### GIVEN RECORDS
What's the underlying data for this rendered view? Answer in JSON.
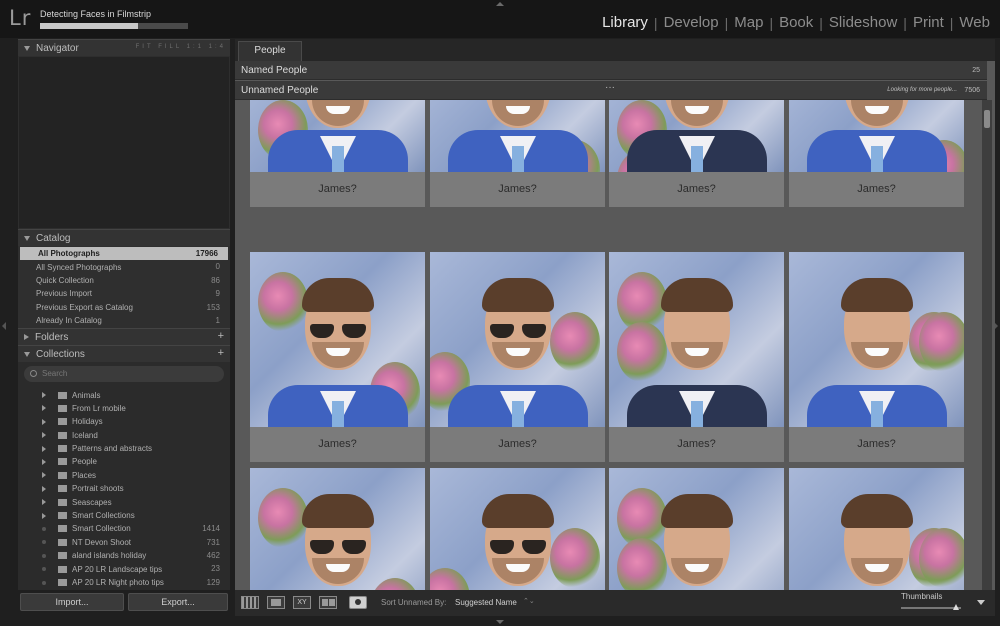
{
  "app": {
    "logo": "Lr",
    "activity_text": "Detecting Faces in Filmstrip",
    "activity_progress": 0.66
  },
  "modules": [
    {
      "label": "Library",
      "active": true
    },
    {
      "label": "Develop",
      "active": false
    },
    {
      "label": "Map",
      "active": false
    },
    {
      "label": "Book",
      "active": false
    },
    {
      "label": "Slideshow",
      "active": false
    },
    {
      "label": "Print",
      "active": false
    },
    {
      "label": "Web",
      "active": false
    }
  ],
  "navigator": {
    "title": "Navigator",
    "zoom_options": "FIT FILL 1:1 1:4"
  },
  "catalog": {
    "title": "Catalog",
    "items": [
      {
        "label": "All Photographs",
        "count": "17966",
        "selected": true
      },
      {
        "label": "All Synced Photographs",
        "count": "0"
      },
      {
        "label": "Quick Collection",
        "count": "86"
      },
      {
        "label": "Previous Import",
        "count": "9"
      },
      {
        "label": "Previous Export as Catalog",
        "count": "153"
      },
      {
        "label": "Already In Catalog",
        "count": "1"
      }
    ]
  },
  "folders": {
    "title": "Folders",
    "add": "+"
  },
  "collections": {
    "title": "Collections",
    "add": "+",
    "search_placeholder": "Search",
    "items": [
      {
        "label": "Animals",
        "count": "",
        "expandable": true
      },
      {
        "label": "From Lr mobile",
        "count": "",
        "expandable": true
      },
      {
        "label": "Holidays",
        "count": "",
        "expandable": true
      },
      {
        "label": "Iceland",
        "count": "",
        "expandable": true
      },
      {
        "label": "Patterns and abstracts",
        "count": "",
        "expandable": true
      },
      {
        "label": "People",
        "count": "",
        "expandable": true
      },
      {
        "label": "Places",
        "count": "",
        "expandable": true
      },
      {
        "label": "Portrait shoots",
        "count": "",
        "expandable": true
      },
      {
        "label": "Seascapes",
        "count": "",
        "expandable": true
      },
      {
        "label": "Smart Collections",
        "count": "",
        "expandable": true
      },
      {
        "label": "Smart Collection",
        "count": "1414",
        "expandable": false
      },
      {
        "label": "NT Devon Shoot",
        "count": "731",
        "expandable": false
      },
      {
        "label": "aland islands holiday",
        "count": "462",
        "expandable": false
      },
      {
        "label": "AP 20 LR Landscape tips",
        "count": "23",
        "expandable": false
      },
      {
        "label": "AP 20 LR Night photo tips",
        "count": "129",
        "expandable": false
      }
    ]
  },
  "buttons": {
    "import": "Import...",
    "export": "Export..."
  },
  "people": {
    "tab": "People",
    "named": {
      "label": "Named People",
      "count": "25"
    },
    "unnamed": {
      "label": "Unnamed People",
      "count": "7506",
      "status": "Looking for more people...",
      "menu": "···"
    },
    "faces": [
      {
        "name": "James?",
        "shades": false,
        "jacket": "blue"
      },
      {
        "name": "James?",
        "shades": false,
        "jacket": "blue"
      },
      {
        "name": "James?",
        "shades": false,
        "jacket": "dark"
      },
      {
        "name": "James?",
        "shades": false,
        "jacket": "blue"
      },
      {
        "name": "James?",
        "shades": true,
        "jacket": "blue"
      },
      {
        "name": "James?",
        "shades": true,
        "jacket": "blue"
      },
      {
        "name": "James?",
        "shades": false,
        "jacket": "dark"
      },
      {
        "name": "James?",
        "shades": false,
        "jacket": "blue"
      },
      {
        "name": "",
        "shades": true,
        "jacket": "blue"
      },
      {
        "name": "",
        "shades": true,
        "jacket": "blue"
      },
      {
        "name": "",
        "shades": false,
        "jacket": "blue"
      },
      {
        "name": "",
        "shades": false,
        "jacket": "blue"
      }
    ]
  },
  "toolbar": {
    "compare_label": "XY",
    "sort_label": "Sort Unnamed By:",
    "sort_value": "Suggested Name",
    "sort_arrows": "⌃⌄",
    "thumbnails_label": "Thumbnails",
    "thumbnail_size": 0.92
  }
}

### STATED PROBLEM
Filter the entries and copy out every line with the word "Photographs".

### ANSWER TO THE TASK
        "label": "All Photographs",
        "label": "All Synced Photographs",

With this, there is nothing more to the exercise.